▶ Problem statement: Copy out the data exactly, leaving the pictures behind.

▶ Saved entries:

☆ ☆ ☆ ☆ ☆ ☆ ☆

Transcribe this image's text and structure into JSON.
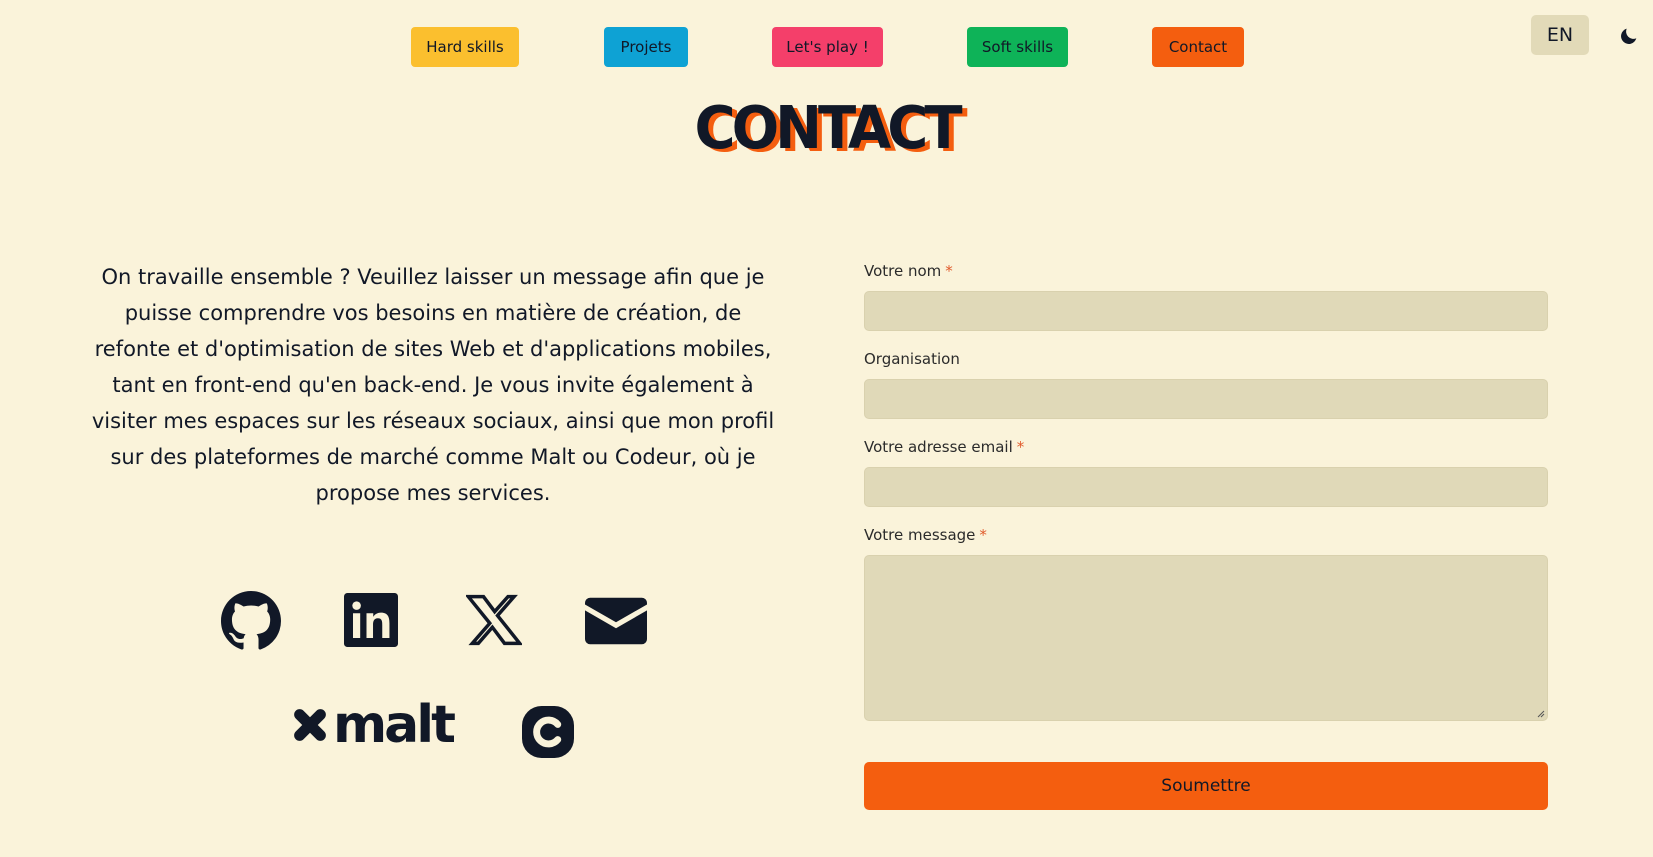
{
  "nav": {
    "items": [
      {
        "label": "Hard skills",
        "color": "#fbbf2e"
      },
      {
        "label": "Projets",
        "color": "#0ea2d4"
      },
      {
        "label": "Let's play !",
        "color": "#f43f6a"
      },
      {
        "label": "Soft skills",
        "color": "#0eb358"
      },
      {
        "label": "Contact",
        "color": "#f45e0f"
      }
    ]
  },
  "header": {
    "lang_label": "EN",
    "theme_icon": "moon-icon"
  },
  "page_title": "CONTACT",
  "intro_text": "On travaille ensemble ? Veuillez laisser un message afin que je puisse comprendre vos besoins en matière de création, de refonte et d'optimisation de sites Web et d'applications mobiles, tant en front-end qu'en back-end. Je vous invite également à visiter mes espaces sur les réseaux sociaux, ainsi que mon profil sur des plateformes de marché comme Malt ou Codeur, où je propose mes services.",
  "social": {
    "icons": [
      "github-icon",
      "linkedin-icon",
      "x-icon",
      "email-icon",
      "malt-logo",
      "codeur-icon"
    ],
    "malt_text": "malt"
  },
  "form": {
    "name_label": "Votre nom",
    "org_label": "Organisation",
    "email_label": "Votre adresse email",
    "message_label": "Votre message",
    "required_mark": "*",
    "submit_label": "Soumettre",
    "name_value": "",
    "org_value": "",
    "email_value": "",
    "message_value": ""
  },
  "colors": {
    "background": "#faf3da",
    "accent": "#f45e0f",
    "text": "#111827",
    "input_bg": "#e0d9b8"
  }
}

☆ ☆ ☆ ☆ ☆ ☆ ☆

▶ Solution to this exercise:
Transcribe this image's text and structure into JSON.
{
  "nav": {
    "items": [
      {
        "label": "Hard skills",
        "color": "#fbbf2e"
      },
      {
        "label": "Projets",
        "color": "#0ea2d4"
      },
      {
        "label": "Let's play !",
        "color": "#f43f6a"
      },
      {
        "label": "Soft skills",
        "color": "#0eb358"
      },
      {
        "label": "Contact",
        "color": "#f45e0f"
      }
    ]
  },
  "header": {
    "lang_label": "EN",
    "theme_icon": "moon-icon"
  },
  "page_title": "CONTACT",
  "intro_text": "On travaille ensemble ? Veuillez laisser un message afin que je puisse comprendre vos besoins en matière de création, de refonte et d'optimisation de sites Web et d'applications mobiles, tant en front-end qu'en back-end. Je vous invite également à visiter mes espaces sur les réseaux sociaux, ainsi que mon profil sur des plateformes de marché comme Malt ou Codeur, où je propose mes services.",
  "social": {
    "icons": [
      "github-icon",
      "linkedin-icon",
      "x-icon",
      "email-icon",
      "malt-logo",
      "codeur-icon"
    ],
    "malt_text": "malt"
  },
  "form": {
    "name_label": "Votre nom",
    "org_label": "Organisation",
    "email_label": "Votre adresse email",
    "message_label": "Votre message",
    "required_mark": "*",
    "submit_label": "Soumettre",
    "name_value": "",
    "org_value": "",
    "email_value": "",
    "message_value": ""
  },
  "colors": {
    "background": "#faf3da",
    "accent": "#f45e0f",
    "text": "#111827",
    "input_bg": "#e0d9b8"
  }
}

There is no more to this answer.